Some records
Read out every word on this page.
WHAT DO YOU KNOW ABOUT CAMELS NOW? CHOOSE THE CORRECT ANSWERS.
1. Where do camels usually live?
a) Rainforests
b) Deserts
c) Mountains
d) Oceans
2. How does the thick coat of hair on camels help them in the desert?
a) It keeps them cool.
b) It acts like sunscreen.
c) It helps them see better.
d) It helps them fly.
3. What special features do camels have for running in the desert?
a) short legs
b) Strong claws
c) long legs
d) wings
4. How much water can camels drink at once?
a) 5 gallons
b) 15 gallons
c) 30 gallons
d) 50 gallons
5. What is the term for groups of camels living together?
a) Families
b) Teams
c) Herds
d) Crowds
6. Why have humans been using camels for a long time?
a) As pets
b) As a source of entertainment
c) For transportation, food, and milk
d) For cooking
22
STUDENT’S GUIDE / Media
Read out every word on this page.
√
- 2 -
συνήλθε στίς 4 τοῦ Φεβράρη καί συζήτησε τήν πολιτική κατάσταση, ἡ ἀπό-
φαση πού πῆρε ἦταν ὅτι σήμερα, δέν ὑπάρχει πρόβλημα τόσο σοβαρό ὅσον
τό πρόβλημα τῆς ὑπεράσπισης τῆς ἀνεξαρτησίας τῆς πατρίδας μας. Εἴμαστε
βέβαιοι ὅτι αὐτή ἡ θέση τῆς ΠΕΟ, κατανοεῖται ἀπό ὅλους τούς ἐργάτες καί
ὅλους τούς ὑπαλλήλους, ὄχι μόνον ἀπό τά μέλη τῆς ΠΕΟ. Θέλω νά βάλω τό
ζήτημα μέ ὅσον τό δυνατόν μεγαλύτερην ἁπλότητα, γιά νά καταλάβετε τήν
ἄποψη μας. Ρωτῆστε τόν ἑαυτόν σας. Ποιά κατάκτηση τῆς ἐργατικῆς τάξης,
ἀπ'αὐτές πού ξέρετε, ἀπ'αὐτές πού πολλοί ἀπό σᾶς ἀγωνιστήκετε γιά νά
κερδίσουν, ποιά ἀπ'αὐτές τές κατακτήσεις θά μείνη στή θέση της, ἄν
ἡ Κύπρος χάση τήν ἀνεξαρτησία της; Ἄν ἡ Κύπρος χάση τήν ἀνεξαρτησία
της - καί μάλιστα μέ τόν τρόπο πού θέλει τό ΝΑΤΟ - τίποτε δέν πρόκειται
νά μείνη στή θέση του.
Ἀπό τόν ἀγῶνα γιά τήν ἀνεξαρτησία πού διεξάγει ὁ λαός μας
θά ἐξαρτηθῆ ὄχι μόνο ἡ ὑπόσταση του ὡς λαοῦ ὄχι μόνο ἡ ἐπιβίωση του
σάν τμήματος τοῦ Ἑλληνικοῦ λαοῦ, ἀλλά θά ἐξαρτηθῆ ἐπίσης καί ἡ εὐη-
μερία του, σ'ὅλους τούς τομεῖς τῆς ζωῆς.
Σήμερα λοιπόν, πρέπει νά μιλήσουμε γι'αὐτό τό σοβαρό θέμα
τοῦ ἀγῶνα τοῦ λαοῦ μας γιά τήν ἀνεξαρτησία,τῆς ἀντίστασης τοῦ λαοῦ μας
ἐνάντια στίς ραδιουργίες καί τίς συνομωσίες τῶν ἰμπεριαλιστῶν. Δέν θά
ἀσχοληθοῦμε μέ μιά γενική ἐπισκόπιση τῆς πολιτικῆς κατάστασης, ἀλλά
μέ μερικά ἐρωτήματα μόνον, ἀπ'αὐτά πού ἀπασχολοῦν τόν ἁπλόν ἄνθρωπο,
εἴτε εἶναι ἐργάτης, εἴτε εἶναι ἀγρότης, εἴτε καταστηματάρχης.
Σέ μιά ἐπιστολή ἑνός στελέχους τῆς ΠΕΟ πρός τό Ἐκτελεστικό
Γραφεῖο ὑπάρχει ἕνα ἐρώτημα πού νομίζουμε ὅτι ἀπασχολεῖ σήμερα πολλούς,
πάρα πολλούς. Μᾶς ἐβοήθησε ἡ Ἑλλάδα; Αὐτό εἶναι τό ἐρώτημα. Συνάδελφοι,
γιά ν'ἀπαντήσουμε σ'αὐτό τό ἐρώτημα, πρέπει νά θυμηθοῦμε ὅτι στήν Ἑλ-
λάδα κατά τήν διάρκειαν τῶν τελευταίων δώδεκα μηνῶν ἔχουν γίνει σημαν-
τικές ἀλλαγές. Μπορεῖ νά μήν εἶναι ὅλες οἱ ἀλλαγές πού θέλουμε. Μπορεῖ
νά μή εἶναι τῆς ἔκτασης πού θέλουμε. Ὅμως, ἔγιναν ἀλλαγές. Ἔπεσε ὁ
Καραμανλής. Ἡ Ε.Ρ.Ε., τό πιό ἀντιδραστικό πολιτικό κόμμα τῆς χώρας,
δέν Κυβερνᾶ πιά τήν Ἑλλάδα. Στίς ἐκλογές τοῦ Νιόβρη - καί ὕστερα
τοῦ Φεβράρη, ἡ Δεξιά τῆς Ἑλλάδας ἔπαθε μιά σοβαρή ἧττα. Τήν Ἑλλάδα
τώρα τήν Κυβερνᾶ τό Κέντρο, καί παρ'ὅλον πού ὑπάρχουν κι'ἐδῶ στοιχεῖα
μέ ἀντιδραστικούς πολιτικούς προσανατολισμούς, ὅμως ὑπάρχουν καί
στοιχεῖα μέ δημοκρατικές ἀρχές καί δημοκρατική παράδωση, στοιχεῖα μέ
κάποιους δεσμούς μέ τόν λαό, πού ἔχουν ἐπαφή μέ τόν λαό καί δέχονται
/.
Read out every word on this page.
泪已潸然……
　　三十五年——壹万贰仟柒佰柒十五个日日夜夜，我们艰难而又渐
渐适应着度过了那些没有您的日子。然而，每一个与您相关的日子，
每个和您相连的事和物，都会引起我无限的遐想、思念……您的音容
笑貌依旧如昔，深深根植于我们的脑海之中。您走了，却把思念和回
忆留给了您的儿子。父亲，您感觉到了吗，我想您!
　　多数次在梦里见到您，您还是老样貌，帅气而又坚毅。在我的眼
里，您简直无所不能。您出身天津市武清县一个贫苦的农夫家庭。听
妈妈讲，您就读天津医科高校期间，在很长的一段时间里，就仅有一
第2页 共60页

» **EXERCISE PROMPT**: Filter the entries down to the lines containing "them". Copy each of those lines.

» **RESULT OF THIS TASK**:
2. How does the thick coat of hair on camels help them in the desert?
a) It keeps them cool.
c) It helps them see better.
d) It helps them fly.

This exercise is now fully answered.